__Data entries__.
╔══
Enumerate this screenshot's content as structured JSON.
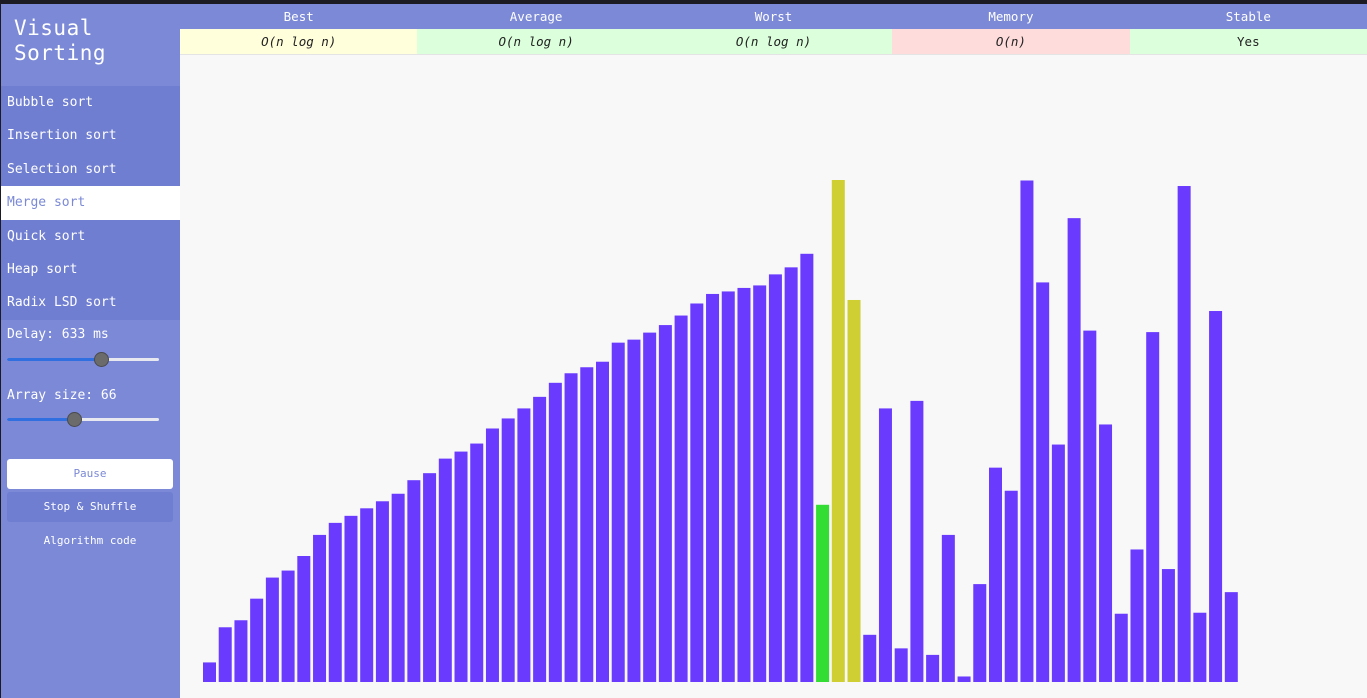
{
  "app": {
    "title": "Visual\nSorting"
  },
  "algorithms": [
    {
      "label": "Bubble sort",
      "active": false
    },
    {
      "label": "Insertion sort",
      "active": false
    },
    {
      "label": "Selection sort",
      "active": false
    },
    {
      "label": "Merge sort",
      "active": true
    },
    {
      "label": "Quick sort",
      "active": false
    },
    {
      "label": "Heap sort",
      "active": false
    },
    {
      "label": "Radix LSD sort",
      "active": false
    }
  ],
  "controls": {
    "delay_label": "Delay: 633 ms",
    "delay_fraction": 0.62,
    "size_label": "Array size: 66",
    "size_fraction": 0.44,
    "pause_label": "Pause",
    "stop_label": "Stop & Shuffle",
    "code_label": "Algorithm code"
  },
  "complexity": {
    "headers": [
      "Best",
      "Average",
      "Worst",
      "Memory",
      "Stable"
    ],
    "values": [
      "O(n log n)",
      "O(n log n)",
      "O(n log n)",
      "O(n)",
      "Yes"
    ],
    "cell_colors": [
      "#ffffdc",
      "#dcffdc",
      "#dcffdc",
      "#ffdcdc",
      "#dcffdc"
    ]
  },
  "colors": {
    "sidebar": "#7b89d6",
    "bar_default": "#6a3aff",
    "bar_compare": "#cfcf33",
    "bar_current": "#33dd33"
  },
  "chart_data": {
    "type": "bar",
    "ymax": 100,
    "values": [
      3.9,
      10.9,
      12.3,
      16.6,
      20.8,
      22.2,
      25.1,
      29.3,
      31.7,
      33.1,
      34.6,
      36.0,
      37.5,
      40.2,
      41.6,
      44.5,
      45.9,
      47.5,
      50.5,
      52.5,
      54.5,
      56.8,
      59.6,
      61.5,
      62.7,
      63.8,
      67.6,
      68.2,
      69.6,
      71.1,
      73.0,
      75.4,
      77.3,
      77.8,
      78.5,
      79.0,
      81.2,
      82.6,
      85.3,
      35.3,
      100.0,
      76.1,
      9.4,
      54.5,
      6.7,
      56.0,
      5.4,
      29.3,
      1.1,
      19.5,
      42.7,
      38.1,
      99.9,
      79.6,
      47.3,
      92.4,
      70.0,
      51.3,
      13.6,
      26.4,
      69.7,
      22.5,
      98.8,
      13.8,
      73.9,
      17.9
    ],
    "states": [
      "d",
      "d",
      "d",
      "d",
      "d",
      "d",
      "d",
      "d",
      "d",
      "d",
      "d",
      "d",
      "d",
      "d",
      "d",
      "d",
      "d",
      "d",
      "d",
      "d",
      "d",
      "d",
      "d",
      "d",
      "d",
      "d",
      "d",
      "d",
      "d",
      "d",
      "d",
      "d",
      "d",
      "d",
      "d",
      "d",
      "d",
      "d",
      "d",
      "g",
      "y",
      "y",
      "d",
      "d",
      "d",
      "d",
      "d",
      "d",
      "d",
      "d",
      "d",
      "d",
      "d",
      "d",
      "d",
      "d",
      "d",
      "d",
      "d",
      "d",
      "d",
      "d",
      "d",
      "d",
      "d",
      "d"
    ]
  }
}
╚══
__Task__.
Strip the images and reproduce the remaining records precisely.

__Task answer__.
Enumerate this screenshot's content as structured JSON.
{
  "app": {
    "title": "Visual\nSorting"
  },
  "algorithms": [
    {
      "label": "Bubble sort",
      "active": false
    },
    {
      "label": "Insertion sort",
      "active": false
    },
    {
      "label": "Selection sort",
      "active": false
    },
    {
      "label": "Merge sort",
      "active": true
    },
    {
      "label": "Quick sort",
      "active": false
    },
    {
      "label": "Heap sort",
      "active": false
    },
    {
      "label": "Radix LSD sort",
      "active": false
    }
  ],
  "controls": {
    "delay_label": "Delay: 633 ms",
    "delay_fraction": 0.62,
    "size_label": "Array size: 66",
    "size_fraction": 0.44,
    "pause_label": "Pause",
    "stop_label": "Stop & Shuffle",
    "code_label": "Algorithm code"
  },
  "complexity": {
    "headers": [
      "Best",
      "Average",
      "Worst",
      "Memory",
      "Stable"
    ],
    "values": [
      "O(n log n)",
      "O(n log n)",
      "O(n log n)",
      "O(n)",
      "Yes"
    ],
    "cell_colors": [
      "#ffffdc",
      "#dcffdc",
      "#dcffdc",
      "#ffdcdc",
      "#dcffdc"
    ]
  },
  "colors": {
    "sidebar": "#7b89d6",
    "bar_default": "#6a3aff",
    "bar_compare": "#cfcf33",
    "bar_current": "#33dd33"
  },
  "chart_data": {
    "type": "bar",
    "ymax": 100,
    "values": [
      3.9,
      10.9,
      12.3,
      16.6,
      20.8,
      22.2,
      25.1,
      29.3,
      31.7,
      33.1,
      34.6,
      36.0,
      37.5,
      40.2,
      41.6,
      44.5,
      45.9,
      47.5,
      50.5,
      52.5,
      54.5,
      56.8,
      59.6,
      61.5,
      62.7,
      63.8,
      67.6,
      68.2,
      69.6,
      71.1,
      73.0,
      75.4,
      77.3,
      77.8,
      78.5,
      79.0,
      81.2,
      82.6,
      85.3,
      35.3,
      100.0,
      76.1,
      9.4,
      54.5,
      6.7,
      56.0,
      5.4,
      29.3,
      1.1,
      19.5,
      42.7,
      38.1,
      99.9,
      79.6,
      47.3,
      92.4,
      70.0,
      51.3,
      13.6,
      26.4,
      69.7,
      22.5,
      98.8,
      13.8,
      73.9,
      17.9
    ],
    "states": [
      "d",
      "d",
      "d",
      "d",
      "d",
      "d",
      "d",
      "d",
      "d",
      "d",
      "d",
      "d",
      "d",
      "d",
      "d",
      "d",
      "d",
      "d",
      "d",
      "d",
      "d",
      "d",
      "d",
      "d",
      "d",
      "d",
      "d",
      "d",
      "d",
      "d",
      "d",
      "d",
      "d",
      "d",
      "d",
      "d",
      "d",
      "d",
      "d",
      "g",
      "y",
      "y",
      "d",
      "d",
      "d",
      "d",
      "d",
      "d",
      "d",
      "d",
      "d",
      "d",
      "d",
      "d",
      "d",
      "d",
      "d",
      "d",
      "d",
      "d",
      "d",
      "d",
      "d",
      "d",
      "d",
      "d"
    ]
  }
}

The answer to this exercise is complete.